ACTIVITY ::
Summarize the legal answer below in two sentences.

STUDY TEXT ::
A: The other witness has some issues and I hope that he or she has a lawyer. It sounds like he or she is on bond for a crime and it may be a bond conditions that he or she “cooperate” with the Commonwealth. If that is the case, he or she is in a tough situation if they now wish not to testify. As for you, you are not saying here that you are on bond or you are part of the case as a co-defendant, which makes a difference. First, you need to be served with a subpoena. You should review this with your attorney to see if you may incriminate yourself by testifying. If you will incriminate yourself by testifying, the attorney may advise you invoke your 5th Amendment rights and not to testify. If you will not incriminate yourself and have no 5th Amendment protection, and you are merely a factual witness, you have no right to not testify. However, if you wish, you can tell the Assistant District Attorney that you will not testify. The ADA can ask the judge to hold you in contempt of court for not testifying which can result in you being jailed and a contempt hearing being set. It doesn’t mean it will happen. If you want to play chicken with the ADA and the Court, you can refuse to testify until the judge tells you he will hold you in contempt and incarcerate you. At THAT point, you have a big decision to make. I don’t recommend playing chicken if you do not have a 5th Amendment right to protect. Again, I would consult with a lawyer to determine your rights.

INFORMATION PROVIDED ::
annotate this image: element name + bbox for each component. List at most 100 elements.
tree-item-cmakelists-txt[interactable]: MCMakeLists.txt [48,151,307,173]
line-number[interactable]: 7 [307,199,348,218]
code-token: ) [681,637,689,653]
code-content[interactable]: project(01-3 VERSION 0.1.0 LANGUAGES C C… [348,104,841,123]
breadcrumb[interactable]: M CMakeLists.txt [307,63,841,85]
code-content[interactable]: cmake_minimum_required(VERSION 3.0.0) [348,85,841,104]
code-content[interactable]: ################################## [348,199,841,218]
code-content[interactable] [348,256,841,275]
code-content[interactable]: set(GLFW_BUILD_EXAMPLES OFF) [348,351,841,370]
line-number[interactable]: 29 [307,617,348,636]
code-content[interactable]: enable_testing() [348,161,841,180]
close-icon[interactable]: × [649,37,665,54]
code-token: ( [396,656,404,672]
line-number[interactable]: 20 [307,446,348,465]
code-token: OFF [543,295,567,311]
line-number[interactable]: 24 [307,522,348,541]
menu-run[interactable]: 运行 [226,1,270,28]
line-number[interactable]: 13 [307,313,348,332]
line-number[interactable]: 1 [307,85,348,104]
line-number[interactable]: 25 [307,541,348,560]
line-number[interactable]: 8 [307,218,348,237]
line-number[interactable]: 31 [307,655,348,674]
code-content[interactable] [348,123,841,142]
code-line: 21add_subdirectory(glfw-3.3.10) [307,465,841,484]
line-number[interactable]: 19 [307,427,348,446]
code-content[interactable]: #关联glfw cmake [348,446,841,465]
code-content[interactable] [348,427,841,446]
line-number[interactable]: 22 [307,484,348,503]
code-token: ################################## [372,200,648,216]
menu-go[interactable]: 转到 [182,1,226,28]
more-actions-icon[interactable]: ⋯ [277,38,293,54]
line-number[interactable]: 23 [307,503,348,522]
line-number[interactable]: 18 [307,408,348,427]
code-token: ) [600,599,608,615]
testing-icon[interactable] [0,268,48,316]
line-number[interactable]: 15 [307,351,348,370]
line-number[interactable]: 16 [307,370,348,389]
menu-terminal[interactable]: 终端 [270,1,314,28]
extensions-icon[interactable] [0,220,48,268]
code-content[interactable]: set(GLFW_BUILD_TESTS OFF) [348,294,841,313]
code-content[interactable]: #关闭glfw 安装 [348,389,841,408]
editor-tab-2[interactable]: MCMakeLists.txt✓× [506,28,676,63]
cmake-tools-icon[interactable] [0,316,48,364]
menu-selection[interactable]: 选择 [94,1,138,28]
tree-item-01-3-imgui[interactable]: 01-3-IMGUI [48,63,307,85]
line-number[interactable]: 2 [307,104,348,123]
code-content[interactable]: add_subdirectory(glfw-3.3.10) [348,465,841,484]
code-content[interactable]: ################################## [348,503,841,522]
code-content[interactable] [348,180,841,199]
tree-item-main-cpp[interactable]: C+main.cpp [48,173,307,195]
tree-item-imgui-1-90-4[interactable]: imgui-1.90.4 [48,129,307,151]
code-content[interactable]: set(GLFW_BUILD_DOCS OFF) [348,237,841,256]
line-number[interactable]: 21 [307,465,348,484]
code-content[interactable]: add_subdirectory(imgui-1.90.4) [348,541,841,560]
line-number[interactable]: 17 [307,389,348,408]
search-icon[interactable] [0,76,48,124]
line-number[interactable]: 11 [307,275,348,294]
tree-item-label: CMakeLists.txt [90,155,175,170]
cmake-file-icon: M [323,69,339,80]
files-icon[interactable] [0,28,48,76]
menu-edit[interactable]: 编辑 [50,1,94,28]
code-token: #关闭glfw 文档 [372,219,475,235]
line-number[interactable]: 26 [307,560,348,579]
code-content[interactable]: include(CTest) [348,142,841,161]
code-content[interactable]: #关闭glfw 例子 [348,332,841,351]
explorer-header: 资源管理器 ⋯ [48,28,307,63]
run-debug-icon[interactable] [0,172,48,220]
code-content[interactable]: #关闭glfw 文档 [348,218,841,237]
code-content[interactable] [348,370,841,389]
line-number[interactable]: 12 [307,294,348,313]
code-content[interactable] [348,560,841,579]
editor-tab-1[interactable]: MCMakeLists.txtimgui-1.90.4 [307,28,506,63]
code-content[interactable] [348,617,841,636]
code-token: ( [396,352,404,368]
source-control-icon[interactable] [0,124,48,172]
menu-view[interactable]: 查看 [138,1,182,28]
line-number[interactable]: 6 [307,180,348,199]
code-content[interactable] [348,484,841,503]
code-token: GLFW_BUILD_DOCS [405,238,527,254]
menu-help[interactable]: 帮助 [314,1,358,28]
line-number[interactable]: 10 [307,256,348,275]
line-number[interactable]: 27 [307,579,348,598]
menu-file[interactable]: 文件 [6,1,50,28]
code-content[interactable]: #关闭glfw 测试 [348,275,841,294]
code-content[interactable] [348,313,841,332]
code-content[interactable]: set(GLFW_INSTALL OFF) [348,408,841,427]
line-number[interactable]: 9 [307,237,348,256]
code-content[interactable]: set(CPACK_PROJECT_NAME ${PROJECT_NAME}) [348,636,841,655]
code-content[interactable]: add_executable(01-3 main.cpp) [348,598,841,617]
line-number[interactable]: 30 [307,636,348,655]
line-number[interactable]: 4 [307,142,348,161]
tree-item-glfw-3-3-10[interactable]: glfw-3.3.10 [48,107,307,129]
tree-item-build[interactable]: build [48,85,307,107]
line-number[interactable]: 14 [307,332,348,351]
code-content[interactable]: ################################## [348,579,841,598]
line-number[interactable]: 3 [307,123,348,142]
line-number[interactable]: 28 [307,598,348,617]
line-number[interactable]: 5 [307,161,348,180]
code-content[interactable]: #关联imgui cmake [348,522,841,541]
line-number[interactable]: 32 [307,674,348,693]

ANSWER TO THIS PROBLEM ::
A person served with a subpoena should check with an attorney whether testifying would be self-incriminating, in which case the attorney may advise invoking 5th Amendment rights, while a merely factual witness without that protection has no right not to testify. Such a witness can still refuse, but the Assistant District Attorney can ask the judge to hold them in contempt, which can lead to jail, so the writer advises against playing chicken without a 5th Amendment right to protect and recommends consulting a lawyer.